— start DATA SUPPLIED —
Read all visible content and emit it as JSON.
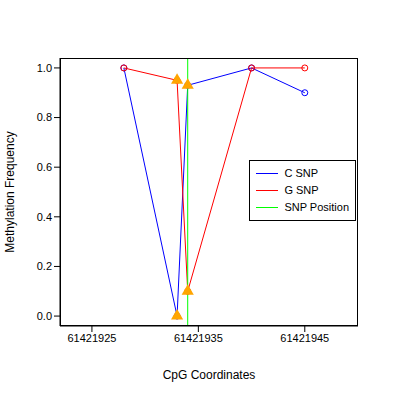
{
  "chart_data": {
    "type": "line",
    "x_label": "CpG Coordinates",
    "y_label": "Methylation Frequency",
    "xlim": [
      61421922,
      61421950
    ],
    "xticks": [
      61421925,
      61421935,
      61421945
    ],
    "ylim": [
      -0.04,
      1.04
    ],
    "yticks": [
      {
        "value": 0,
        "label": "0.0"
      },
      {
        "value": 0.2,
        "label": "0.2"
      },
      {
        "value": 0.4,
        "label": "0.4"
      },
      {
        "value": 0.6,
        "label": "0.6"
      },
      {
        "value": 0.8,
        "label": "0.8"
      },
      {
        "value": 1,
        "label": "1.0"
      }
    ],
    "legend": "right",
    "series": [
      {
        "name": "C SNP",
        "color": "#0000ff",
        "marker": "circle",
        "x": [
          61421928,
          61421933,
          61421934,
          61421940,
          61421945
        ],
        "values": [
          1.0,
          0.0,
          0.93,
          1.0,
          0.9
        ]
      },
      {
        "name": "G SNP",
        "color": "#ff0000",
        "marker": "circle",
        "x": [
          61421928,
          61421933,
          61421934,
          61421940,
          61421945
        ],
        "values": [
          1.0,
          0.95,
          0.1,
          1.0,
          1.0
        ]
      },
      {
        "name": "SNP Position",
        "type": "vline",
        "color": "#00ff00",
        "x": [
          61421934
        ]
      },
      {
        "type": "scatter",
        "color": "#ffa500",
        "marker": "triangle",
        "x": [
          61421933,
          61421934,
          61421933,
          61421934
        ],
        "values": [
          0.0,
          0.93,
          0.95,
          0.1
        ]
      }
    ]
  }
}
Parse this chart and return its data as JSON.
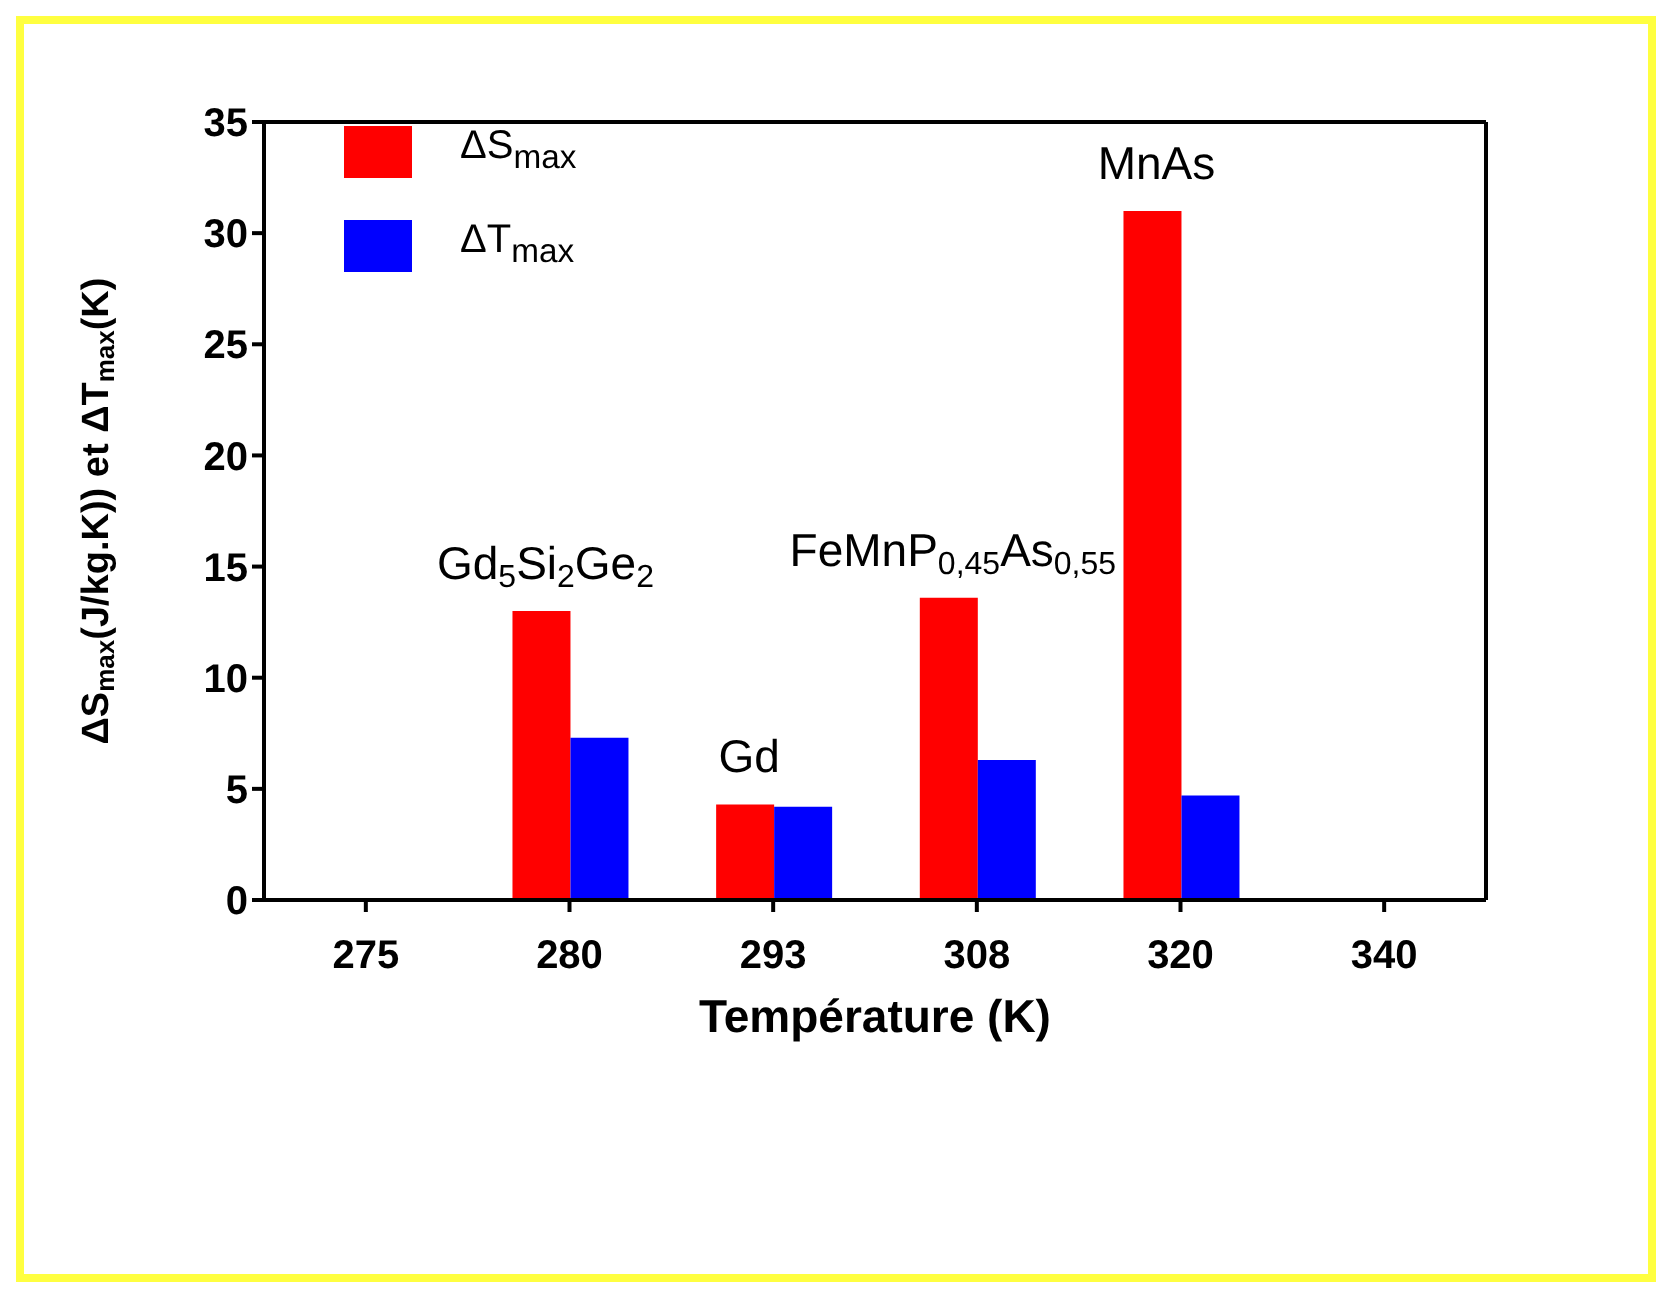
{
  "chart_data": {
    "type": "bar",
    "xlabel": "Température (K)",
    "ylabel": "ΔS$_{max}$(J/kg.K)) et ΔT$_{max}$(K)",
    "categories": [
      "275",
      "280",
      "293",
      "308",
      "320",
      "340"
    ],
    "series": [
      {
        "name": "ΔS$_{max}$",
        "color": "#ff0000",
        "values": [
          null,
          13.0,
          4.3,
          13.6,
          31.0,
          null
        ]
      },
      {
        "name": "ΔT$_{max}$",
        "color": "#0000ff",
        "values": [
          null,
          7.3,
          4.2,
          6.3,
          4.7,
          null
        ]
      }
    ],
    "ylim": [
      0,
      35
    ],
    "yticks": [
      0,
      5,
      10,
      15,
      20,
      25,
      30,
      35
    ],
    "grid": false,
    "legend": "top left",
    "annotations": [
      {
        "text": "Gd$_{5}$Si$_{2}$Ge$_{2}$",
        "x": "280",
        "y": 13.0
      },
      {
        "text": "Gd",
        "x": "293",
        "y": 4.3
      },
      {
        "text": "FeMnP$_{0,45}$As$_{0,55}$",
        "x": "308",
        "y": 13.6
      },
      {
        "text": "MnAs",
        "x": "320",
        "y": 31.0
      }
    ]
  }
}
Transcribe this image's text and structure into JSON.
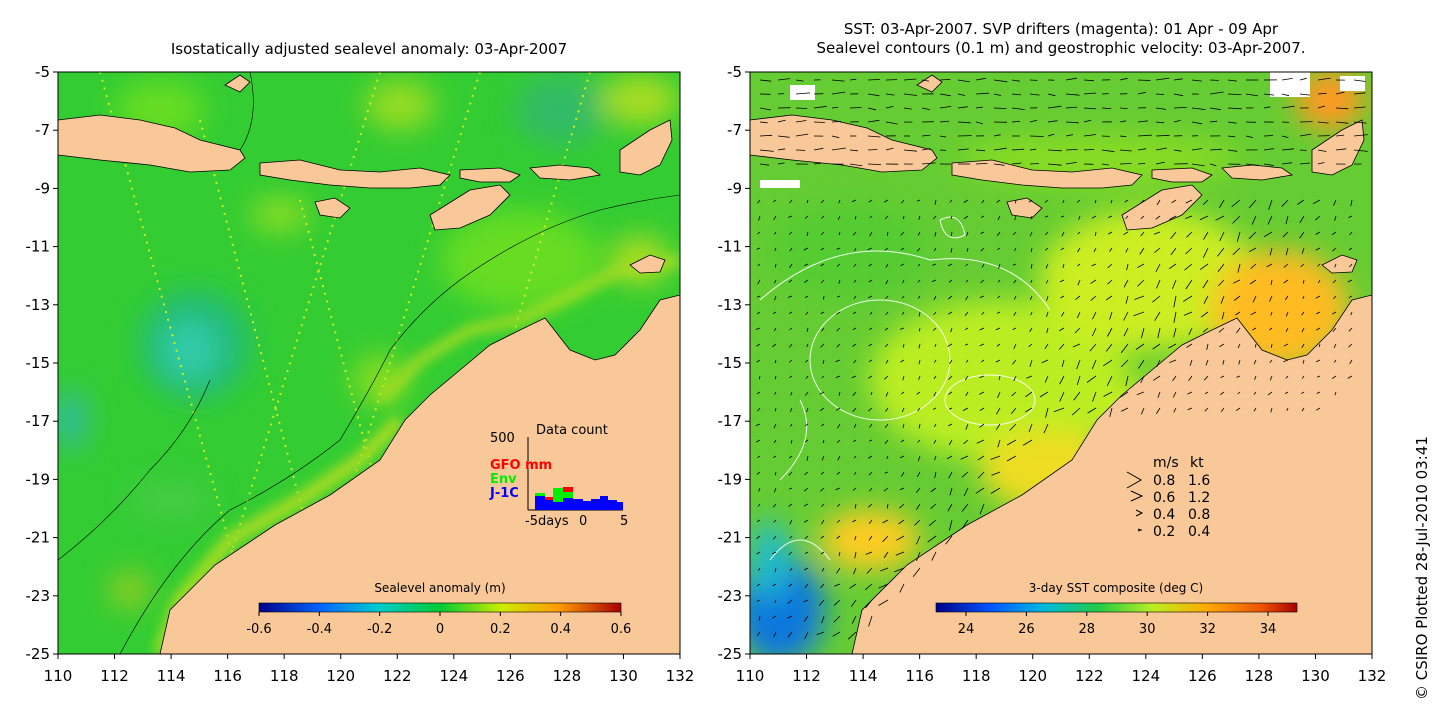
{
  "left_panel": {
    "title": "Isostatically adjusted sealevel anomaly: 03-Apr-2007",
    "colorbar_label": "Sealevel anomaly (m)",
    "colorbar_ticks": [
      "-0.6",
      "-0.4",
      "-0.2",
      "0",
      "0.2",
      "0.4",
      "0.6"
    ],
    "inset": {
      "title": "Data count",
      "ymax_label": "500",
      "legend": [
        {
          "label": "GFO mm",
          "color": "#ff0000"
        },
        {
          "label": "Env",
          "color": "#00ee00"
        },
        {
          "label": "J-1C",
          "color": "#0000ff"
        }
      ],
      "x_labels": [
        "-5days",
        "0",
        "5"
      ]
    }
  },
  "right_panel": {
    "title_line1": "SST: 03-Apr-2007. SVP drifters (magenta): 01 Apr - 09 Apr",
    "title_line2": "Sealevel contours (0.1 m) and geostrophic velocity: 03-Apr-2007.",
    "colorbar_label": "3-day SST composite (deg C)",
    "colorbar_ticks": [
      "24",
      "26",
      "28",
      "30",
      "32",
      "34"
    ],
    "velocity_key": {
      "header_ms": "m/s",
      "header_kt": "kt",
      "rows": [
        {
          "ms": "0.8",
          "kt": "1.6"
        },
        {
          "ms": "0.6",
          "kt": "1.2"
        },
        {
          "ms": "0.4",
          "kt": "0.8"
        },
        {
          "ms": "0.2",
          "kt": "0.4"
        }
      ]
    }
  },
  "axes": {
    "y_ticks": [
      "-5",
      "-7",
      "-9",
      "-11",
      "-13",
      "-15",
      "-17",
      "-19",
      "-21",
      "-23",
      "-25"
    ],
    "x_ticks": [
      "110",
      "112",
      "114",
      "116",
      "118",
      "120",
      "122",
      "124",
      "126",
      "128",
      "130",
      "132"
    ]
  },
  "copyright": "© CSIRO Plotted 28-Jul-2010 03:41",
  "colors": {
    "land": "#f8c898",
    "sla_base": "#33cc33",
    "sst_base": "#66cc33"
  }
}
— end DATA SUPPLIED —
— GIVEN EXERCISE —
Reproduce all entries without any change, and omit the pictures.

— SOLUTION TO THIS PROBLEM —
Read all visible content and emit it as JSON.
{
  "chart_data": {
    "type": "line",
    "x_label": "CpG Coordinates",
    "y_label": "Methylation Frequency",
    "xlim": [
      61421922,
      61421950
    ],
    "xticks": [
      61421925,
      61421935,
      61421945
    ],
    "ylim": [
      -0.04,
      1.04
    ],
    "yticks": [
      {
        "value": 0,
        "label": "0.0"
      },
      {
        "value": 0.2,
        "label": "0.2"
      },
      {
        "value": 0.4,
        "label": "0.4"
      },
      {
        "value": 0.6,
        "label": "0.6"
      },
      {
        "value": 0.8,
        "label": "0.8"
      },
      {
        "value": 1,
        "label": "1.0"
      }
    ],
    "legend": "right",
    "series": [
      {
        "name": "C SNP",
        "color": "#0000ff",
        "marker": "circle",
        "x": [
          61421928,
          61421933,
          61421934,
          61421940,
          61421945
        ],
        "values": [
          1.0,
          0.0,
          0.93,
          1.0,
          0.9
        ]
      },
      {
        "name": "G SNP",
        "color": "#ff0000",
        "marker": "circle",
        "x": [
          61421928,
          61421933,
          61421934,
          61421940,
          61421945
        ],
        "values": [
          1.0,
          0.95,
          0.1,
          1.0,
          1.0
        ]
      },
      {
        "name": "SNP Position",
        "type": "vline",
        "color": "#00ff00",
        "x": [
          61421934
        ]
      },
      {
        "type": "scatter",
        "color": "#ffa500",
        "marker": "triangle",
        "x": [
          61421933,
          61421934,
          61421933,
          61421934
        ],
        "values": [
          0.0,
          0.93,
          0.95,
          0.1
        ]
      }
    ]
  }
}
Parse this chart and return its data as JSON.
{
  "chart_data": {
    "type": "bar",
    "xlabel": "Température (K)",
    "ylabel": "ΔS$_{max}$(J/kg.K)) et ΔT$_{max}$(K)",
    "categories": [
      "275",
      "280",
      "293",
      "308",
      "320",
      "340"
    ],
    "series": [
      {
        "name": "ΔS$_{max}$",
        "color": "#ff0000",
        "values": [
          null,
          13.0,
          4.3,
          13.6,
          31.0,
          null
        ]
      },
      {
        "name": "ΔT$_{max}$",
        "color": "#0000ff",
        "values": [
          null,
          7.3,
          4.2,
          6.3,
          4.7,
          null
        ]
      }
    ],
    "ylim": [
      0,
      35
    ],
    "yticks": [
      0,
      5,
      10,
      15,
      20,
      25,
      30,
      35
    ],
    "grid": false,
    "legend": "top left",
    "annotations": [
      {
        "text": "Gd$_{5}$Si$_{2}$Ge$_{2}$",
        "x": "280",
        "y": 13.0
      },
      {
        "text": "Gd",
        "x": "293",
        "y": 4.3
      },
      {
        "text": "FeMnP$_{0,45}$As$_{0,55}$",
        "x": "308",
        "y": 13.6
      },
      {
        "text": "MnAs",
        "x": "320",
        "y": 31.0
      }
    ]
  }
}
Transcribe this image's text and structure into JSON.
{
  "left_panel": {
    "title": "Isostatically adjusted sealevel anomaly: 03-Apr-2007",
    "colorbar_label": "Sealevel anomaly (m)",
    "colorbar_ticks": [
      "-0.6",
      "-0.4",
      "-0.2",
      "0",
      "0.2",
      "0.4",
      "0.6"
    ],
    "inset": {
      "title": "Data count",
      "ymax_label": "500",
      "legend": [
        {
          "label": "GFO mm",
          "color": "#ff0000"
        },
        {
          "label": "Env",
          "color": "#00ee00"
        },
        {
          "label": "J-1C",
          "color": "#0000ff"
        }
      ],
      "x_labels": [
        "-5days",
        "0",
        "5"
      ]
    }
  },
  "right_panel": {
    "title_line1": "SST: 03-Apr-2007. SVP drifters (magenta): 01 Apr - 09 Apr",
    "title_line2": "Sealevel contours (0.1 m) and geostrophic velocity: 03-Apr-2007.",
    "colorbar_label": "3-day SST composite (deg C)",
    "colorbar_ticks": [
      "24",
      "26",
      "28",
      "30",
      "32",
      "34"
    ],
    "velocity_key": {
      "header_ms": "m/s",
      "header_kt": "kt",
      "rows": [
        {
          "ms": "0.8",
          "kt": "1.6"
        },
        {
          "ms": "0.6",
          "kt": "1.2"
        },
        {
          "ms": "0.4",
          "kt": "0.8"
        },
        {
          "ms": "0.2",
          "kt": "0.4"
        }
      ]
    }
  },
  "axes": {
    "y_ticks": [
      "-5",
      "-7",
      "-9",
      "-11",
      "-13",
      "-15",
      "-17",
      "-19",
      "-21",
      "-23",
      "-25"
    ],
    "x_ticks": [
      "110",
      "112",
      "114",
      "116",
      "118",
      "120",
      "122",
      "124",
      "126",
      "128",
      "130",
      "132"
    ]
  },
  "copyright": "© CSIRO Plotted 28-Jul-2010 03:41",
  "colors": {
    "land": "#f8c898",
    "sla_base": "#33cc33",
    "sst_base": "#66cc33"
  }
}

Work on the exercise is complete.